WHAT YOU NEED TO DO>
1 - From the bicycle-travel interview, list every place Uncle Ed names.
2 - Translate this sentence from the bicycle-travel interview into Spanish: "Going up the bank, you’ve got to have the weight on the front."
3 - Reproduce the stretch of the bicycle-travel interview from "UE: It gets" through "DR: Flintstone-style.", swapping "wet" for "icy".

SOURCE PASSAGE>
_____

DR: Hose clamps and a lawn chair.
UE: Yeah. You can torque everything up as it wiggles and waggles. The beauty is it’s a natural cradle. All the light stuff and bulky stuff goes in the back end. Heavy stuff—keep throwing it forward. Going up the bank, you’ve got to have the weight on the front.
[Uncle Ed looks at our bike seats] How do you guys ride on these prostate
massagers?
DR: Not so good today; I was feeling a little pain.
UE: Is it a macho thing or something?
DR: We’re out of the saddle a lot when we ride the trails.
UE: Momma’s got those big fat-ass ones—that’s the one you want. Then you’re Harley Davidson-ing all the way down the road. Again—sissy bike [points to his girl’s frame.] What’s this stuff with this bar across here? It’s a pain in the ass. You step on, step off.
DR: I’m all about sissy bikes.
UE: Yeah.

••••

UE: It gets a little goofy going down hill. But you’re a dumbass for going that fast with this much stuff. And if it’s wet, quit.
DR: Can you control your speed with the brakes?
UE: Oh yeah. Failing that, the foot is ever ready to jam up between the front wheel and the frame.
DR: Flintstone-style.
UE: Yeah.
DR: Do you have a home or do you just stay on the road?
UE: Arizona seems nice, you know. Prescott is where I’m headed now, just to see, but if it’s going to be cold, forget it.
DR: So you might go to Arizona and end up staying there over the winter?
UE: Oh yeah, yeah. Why not? A 4,000 square foot house, you have to pay to heat it. Who cares? I don’t pay interest, taxes or insurance. You know, you can get by on a couple—three bucks a day. If you don’t have things like wives, children and dogs and governments to pay for. I concluded that all the people that had money would have to pay all the bills for all the people that didn’t. And it’s not that I’m homeless, it’s that I’m carless. Nobody steals this [points to bike], I never lock it up. Been downtown Vegas. You can pick up thirty-forty dollars a day helping people move. In Vegas it’s nice—the dealers and gamblers—twenty dollar tips are standard if they like you. So you can pick up a hundred dollars and [be] gone.
DR: Where do you go to eat?
UE: You reach a point when you’re mature—do you really really need three meals a day? Do you really need twenty-thousand calories? I think you can get by on twelve- or fifteen-hundred if you don’t get silly.
DR: Do you go to the grocery store and buy stuff there?
UE: Oh yeah, hot dogs. They don’t spoil, they’re so intoxicated with nitrates and everything else. Right now, I have a can of chili and diced hot dogs for emergency rations. Cook ’em the same way, in the same can.
DR: In the hole in the ground?

_____

SUPPLIED ENTRIES>
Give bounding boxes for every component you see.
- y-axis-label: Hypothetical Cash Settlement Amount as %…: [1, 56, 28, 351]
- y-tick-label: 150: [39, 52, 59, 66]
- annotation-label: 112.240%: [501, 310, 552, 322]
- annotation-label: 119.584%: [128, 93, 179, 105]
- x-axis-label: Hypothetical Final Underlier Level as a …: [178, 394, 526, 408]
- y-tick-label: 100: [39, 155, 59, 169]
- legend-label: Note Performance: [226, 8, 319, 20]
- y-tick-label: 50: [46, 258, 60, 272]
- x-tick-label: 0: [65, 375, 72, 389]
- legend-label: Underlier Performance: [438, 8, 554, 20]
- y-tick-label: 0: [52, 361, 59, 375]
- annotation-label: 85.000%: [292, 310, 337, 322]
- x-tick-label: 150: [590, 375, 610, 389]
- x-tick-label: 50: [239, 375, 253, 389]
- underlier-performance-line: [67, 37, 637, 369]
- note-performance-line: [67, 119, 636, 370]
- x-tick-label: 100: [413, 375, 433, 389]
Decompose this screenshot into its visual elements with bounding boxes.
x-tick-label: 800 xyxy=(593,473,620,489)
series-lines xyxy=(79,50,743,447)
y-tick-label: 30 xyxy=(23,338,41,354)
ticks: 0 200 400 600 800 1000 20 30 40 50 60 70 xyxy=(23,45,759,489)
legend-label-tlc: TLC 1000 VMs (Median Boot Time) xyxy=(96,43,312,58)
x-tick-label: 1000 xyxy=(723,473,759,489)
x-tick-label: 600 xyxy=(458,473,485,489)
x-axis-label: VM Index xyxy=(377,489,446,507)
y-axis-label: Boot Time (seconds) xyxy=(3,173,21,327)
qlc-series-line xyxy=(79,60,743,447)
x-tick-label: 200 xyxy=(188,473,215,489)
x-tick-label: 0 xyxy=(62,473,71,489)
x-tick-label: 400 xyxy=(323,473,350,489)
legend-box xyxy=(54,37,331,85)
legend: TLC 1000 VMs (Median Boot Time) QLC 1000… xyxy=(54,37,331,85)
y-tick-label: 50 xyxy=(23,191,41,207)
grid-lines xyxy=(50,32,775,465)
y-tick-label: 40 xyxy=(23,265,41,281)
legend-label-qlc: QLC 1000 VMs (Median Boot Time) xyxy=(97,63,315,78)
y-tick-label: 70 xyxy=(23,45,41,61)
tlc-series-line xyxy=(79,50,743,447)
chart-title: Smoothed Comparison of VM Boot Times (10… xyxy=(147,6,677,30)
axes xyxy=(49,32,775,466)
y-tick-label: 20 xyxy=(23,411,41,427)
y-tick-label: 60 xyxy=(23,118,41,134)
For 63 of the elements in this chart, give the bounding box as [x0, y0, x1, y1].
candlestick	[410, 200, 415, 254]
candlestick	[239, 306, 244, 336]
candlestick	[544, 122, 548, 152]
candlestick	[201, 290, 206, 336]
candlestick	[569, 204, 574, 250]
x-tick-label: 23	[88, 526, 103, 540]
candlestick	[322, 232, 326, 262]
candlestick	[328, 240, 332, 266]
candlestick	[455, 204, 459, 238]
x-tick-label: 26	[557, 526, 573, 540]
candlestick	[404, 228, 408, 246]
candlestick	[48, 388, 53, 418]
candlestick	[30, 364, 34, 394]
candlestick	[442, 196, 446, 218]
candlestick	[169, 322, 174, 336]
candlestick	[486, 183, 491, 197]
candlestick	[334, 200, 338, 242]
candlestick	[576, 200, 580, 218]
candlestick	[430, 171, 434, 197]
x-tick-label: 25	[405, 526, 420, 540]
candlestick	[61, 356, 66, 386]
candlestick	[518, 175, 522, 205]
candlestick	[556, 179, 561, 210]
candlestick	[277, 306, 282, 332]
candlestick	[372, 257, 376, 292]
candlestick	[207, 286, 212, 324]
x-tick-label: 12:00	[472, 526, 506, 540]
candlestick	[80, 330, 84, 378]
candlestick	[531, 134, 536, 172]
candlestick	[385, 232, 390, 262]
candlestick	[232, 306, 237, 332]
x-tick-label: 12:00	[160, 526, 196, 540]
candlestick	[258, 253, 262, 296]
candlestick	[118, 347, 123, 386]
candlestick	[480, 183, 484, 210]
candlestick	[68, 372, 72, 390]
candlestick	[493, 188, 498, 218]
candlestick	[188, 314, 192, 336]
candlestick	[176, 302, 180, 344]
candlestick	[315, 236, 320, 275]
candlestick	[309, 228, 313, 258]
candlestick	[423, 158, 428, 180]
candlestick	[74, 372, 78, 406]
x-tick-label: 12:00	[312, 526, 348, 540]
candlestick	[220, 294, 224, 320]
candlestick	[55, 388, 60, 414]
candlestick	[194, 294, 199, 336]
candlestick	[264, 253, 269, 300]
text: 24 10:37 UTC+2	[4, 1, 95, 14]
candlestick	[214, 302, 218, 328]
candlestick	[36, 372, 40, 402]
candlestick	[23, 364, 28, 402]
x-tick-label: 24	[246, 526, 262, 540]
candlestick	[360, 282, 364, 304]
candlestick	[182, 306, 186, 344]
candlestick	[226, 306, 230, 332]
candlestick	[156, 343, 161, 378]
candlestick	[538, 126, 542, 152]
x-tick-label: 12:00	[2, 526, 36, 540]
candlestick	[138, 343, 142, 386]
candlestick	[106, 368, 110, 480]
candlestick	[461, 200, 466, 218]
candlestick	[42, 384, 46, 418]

_____

TASK-BY-TASK SOLUTIONS>
1 - Arizona, Prescott, Vegas

2 - Al subir la pendiente, tienes que tener el peso en la parte delantera.

3 -
UE: It gets a little goofy going down hill. But you’re a dumbass for going that fast with this much stuff. And if it’s icy, quit.
DR: Can you control your speed with the brakes?
UE: Oh yeah. Failing that, the foot is ever ready to jam up between the front wheel and the frame.
DR: Flintstone-style.